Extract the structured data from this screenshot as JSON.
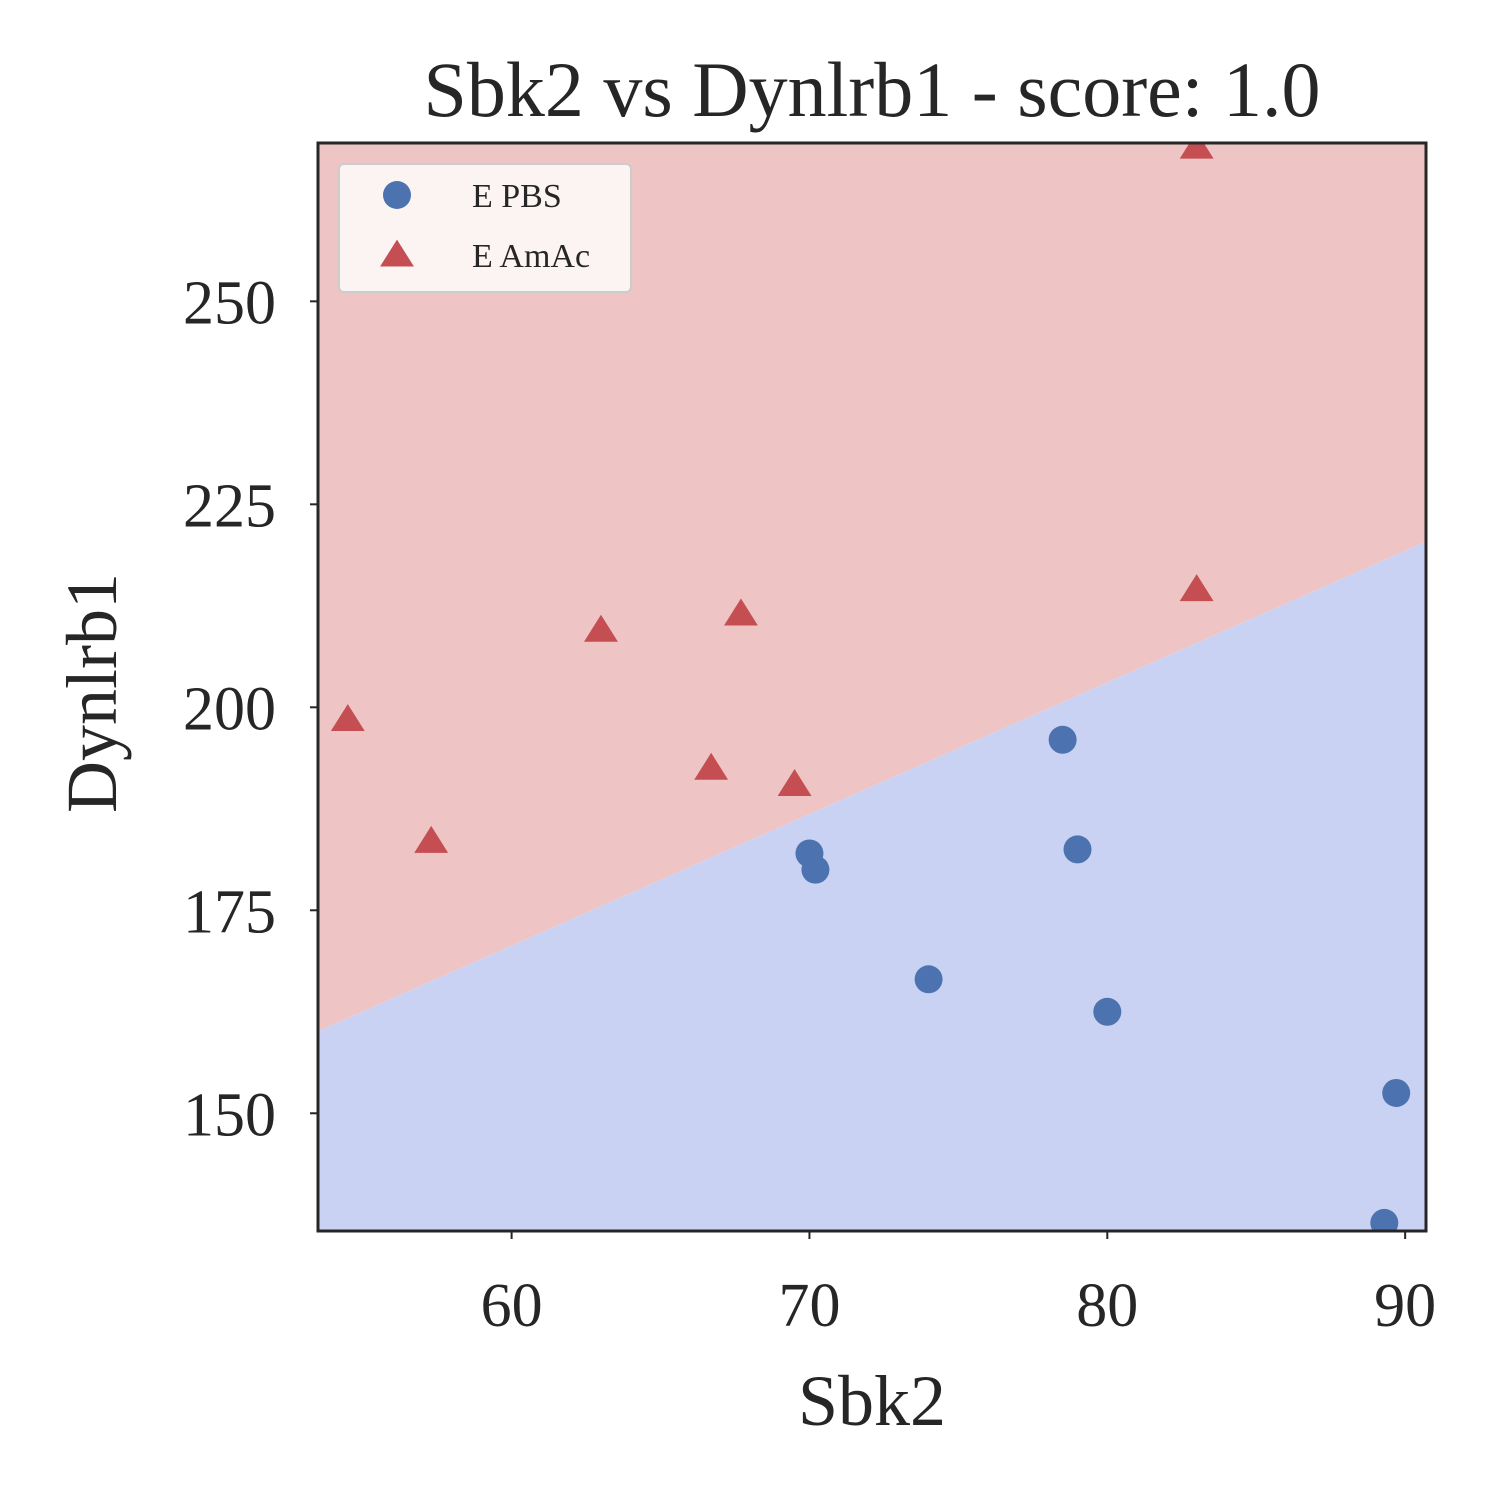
{
  "chart_data": {
    "type": "scatter",
    "title": "Sbk2 vs Dynlrb1 - score: 1.0",
    "xlabel": "Sbk2",
    "ylabel": "Dynlrb1",
    "xlim": [
      53.5,
      90.7
    ],
    "ylim": [
      135.5,
      269.5
    ],
    "xticks": [
      60,
      70,
      80,
      90
    ],
    "yticks": [
      150,
      175,
      200,
      225,
      250
    ],
    "grid": false,
    "legend_position": "top-left",
    "decision_boundary": {
      "points": [
        [
          53.5,
          160.1
        ],
        [
          90.7,
          220.4
        ]
      ],
      "upper_region_class": "E AmAc",
      "lower_region_class": "E PBS",
      "upper_color": "#eec5c4",
      "lower_color": "#c9d2f2"
    },
    "series": [
      {
        "name": "E PBS",
        "marker": "circle",
        "color": "#4c72b0",
        "points": [
          [
            78.5,
            196.0
          ],
          [
            79.0,
            182.5
          ],
          [
            70.0,
            182.0
          ],
          [
            70.2,
            180.0
          ],
          [
            74.0,
            166.5
          ],
          [
            80.0,
            162.5
          ],
          [
            89.7,
            152.5
          ],
          [
            89.3,
            136.5
          ]
        ]
      },
      {
        "name": "E AmAc",
        "marker": "triangle",
        "color": "#c44e52",
        "points": [
          [
            54.5,
            198.5
          ],
          [
            57.3,
            183.5
          ],
          [
            63.0,
            209.5
          ],
          [
            66.7,
            192.5
          ],
          [
            67.7,
            211.5
          ],
          [
            69.5,
            190.5
          ],
          [
            83.0,
            214.5
          ],
          [
            83.0,
            269.0
          ]
        ]
      }
    ]
  }
}
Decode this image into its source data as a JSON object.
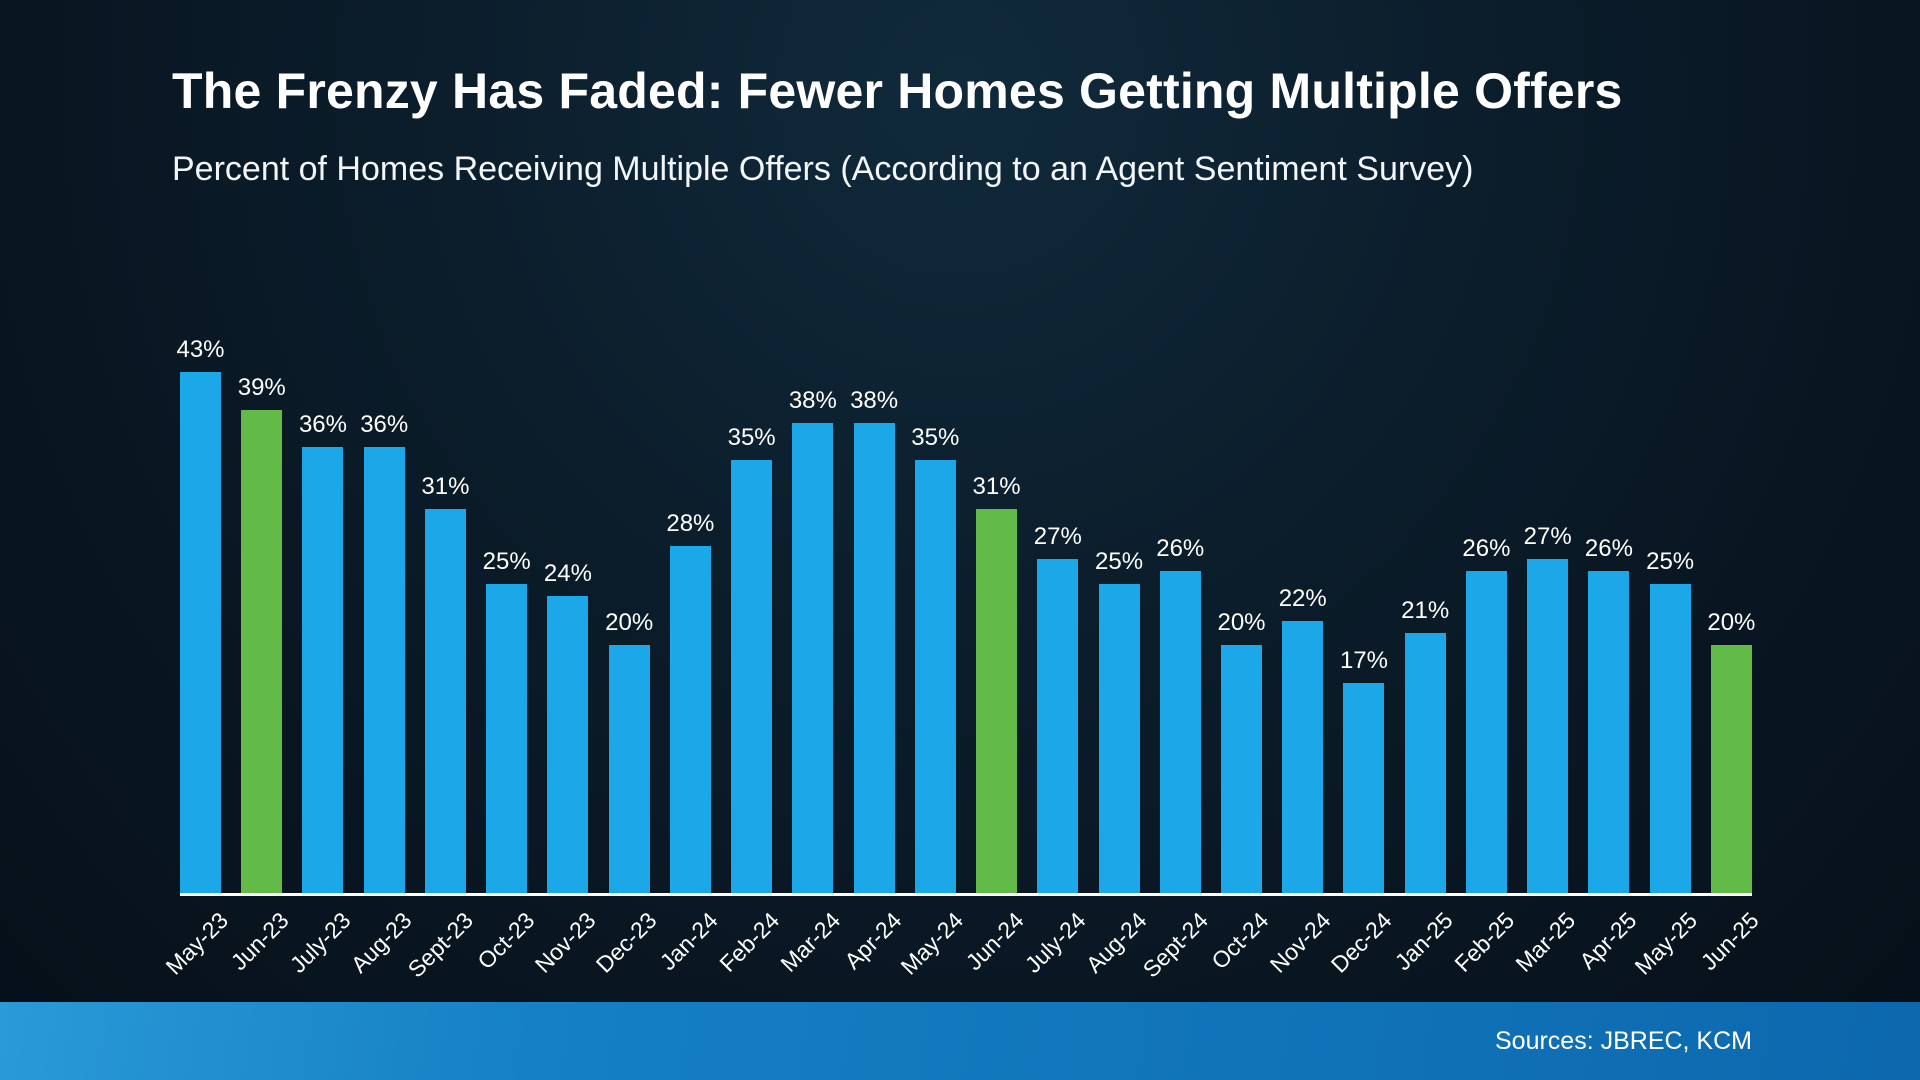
{
  "header": {
    "title": "The Frenzy Has Faded: Fewer Homes Getting Multiple Offers",
    "subtitle": "Percent of Homes Receiving Multiple Offers (According to an Agent Sentiment Survey)"
  },
  "chart_data": {
    "type": "bar",
    "title": "Percent of Homes Receiving Multiple Offers (According to an Agent Sentiment Survey)",
    "categories": [
      "May-23",
      "Jun-23",
      "July-23",
      "Aug-23",
      "Sept-23",
      "Oct-23",
      "Nov-23",
      "Dec-23",
      "Jan-24",
      "Feb-24",
      "Mar-24",
      "Apr-24",
      "May-24",
      "Jun-24",
      "July-24",
      "Aug-24",
      "Sept-24",
      "Oct-24",
      "Nov-24",
      "Dec-24",
      "Jan-25",
      "Feb-25",
      "Mar-25",
      "Apr-25",
      "May-25",
      "Jun-25"
    ],
    "values": [
      43,
      39,
      36,
      36,
      31,
      25,
      24,
      20,
      28,
      35,
      38,
      38,
      35,
      31,
      27,
      25,
      26,
      20,
      22,
      17,
      21,
      26,
      27,
      26,
      25,
      20
    ],
    "value_suffix": "%",
    "highlight_categories": [
      "Jun-23",
      "Jun-24",
      "Jun-25"
    ],
    "bar_color": "#1ba7e8",
    "highlight_color": "#62bb46",
    "xlabel": "",
    "ylabel": "",
    "ylim": [
      0,
      45
    ],
    "grid": false,
    "legend": false,
    "data_labels": true,
    "tick_rotation_deg": -45
  },
  "footer": {
    "sources_label": "Sources: JBREC, KCM"
  }
}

* * * *

- EXERCISE REQUIREMENTS
Output, exactly, all the records above; include no pictures.

- RESPONSE
Extract the structured data from this screenshot as JSON.
{
  "chart_data": {
    "type": "scatter",
    "title": "Sbk2 vs Dynlrb1 - score: 1.0",
    "xlabel": "Sbk2",
    "ylabel": "Dynlrb1",
    "xlim": [
      53.5,
      90.7
    ],
    "ylim": [
      135.5,
      269.5
    ],
    "xticks": [
      60,
      70,
      80,
      90
    ],
    "yticks": [
      150,
      175,
      200,
      225,
      250
    ],
    "grid": false,
    "legend_position": "top-left",
    "decision_boundary": {
      "points": [
        [
          53.5,
          160.1
        ],
        [
          90.7,
          220.4
        ]
      ],
      "upper_region_class": "E AmAc",
      "lower_region_class": "E PBS",
      "upper_color": "#eec5c4",
      "lower_color": "#c9d2f2"
    },
    "series": [
      {
        "name": "E PBS",
        "marker": "circle",
        "color": "#4c72b0",
        "points": [
          [
            78.5,
            196.0
          ],
          [
            79.0,
            182.5
          ],
          [
            70.0,
            182.0
          ],
          [
            70.2,
            180.0
          ],
          [
            74.0,
            166.5
          ],
          [
            80.0,
            162.5
          ],
          [
            89.7,
            152.5
          ],
          [
            89.3,
            136.5
          ]
        ]
      },
      {
        "name": "E AmAc",
        "marker": "triangle",
        "color": "#c44e52",
        "points": [
          [
            54.5,
            198.5
          ],
          [
            57.3,
            183.5
          ],
          [
            63.0,
            209.5
          ],
          [
            66.7,
            192.5
          ],
          [
            67.7,
            211.5
          ],
          [
            69.5,
            190.5
          ],
          [
            83.0,
            214.5
          ],
          [
            83.0,
            269.0
          ]
        ]
      }
    ]
  }
}
Decode this image into its source data as a JSON object.
{
  "header": {
    "title": "The Frenzy Has Faded: Fewer Homes Getting Multiple Offers",
    "subtitle": "Percent of Homes Receiving Multiple Offers (According to an Agent Sentiment Survey)"
  },
  "chart_data": {
    "type": "bar",
    "title": "Percent of Homes Receiving Multiple Offers (According to an Agent Sentiment Survey)",
    "categories": [
      "May-23",
      "Jun-23",
      "July-23",
      "Aug-23",
      "Sept-23",
      "Oct-23",
      "Nov-23",
      "Dec-23",
      "Jan-24",
      "Feb-24",
      "Mar-24",
      "Apr-24",
      "May-24",
      "Jun-24",
      "July-24",
      "Aug-24",
      "Sept-24",
      "Oct-24",
      "Nov-24",
      "Dec-24",
      "Jan-25",
      "Feb-25",
      "Mar-25",
      "Apr-25",
      "May-25",
      "Jun-25"
    ],
    "values": [
      43,
      39,
      36,
      36,
      31,
      25,
      24,
      20,
      28,
      35,
      38,
      38,
      35,
      31,
      27,
      25,
      26,
      20,
      22,
      17,
      21,
      26,
      27,
      26,
      25,
      20
    ],
    "value_suffix": "%",
    "highlight_categories": [
      "Jun-23",
      "Jun-24",
      "Jun-25"
    ],
    "bar_color": "#1ba7e8",
    "highlight_color": "#62bb46",
    "xlabel": "",
    "ylabel": "",
    "ylim": [
      0,
      45
    ],
    "grid": false,
    "legend": false,
    "data_labels": true,
    "tick_rotation_deg": -45
  },
  "footer": {
    "sources_label": "Sources: JBREC, KCM"
  }
}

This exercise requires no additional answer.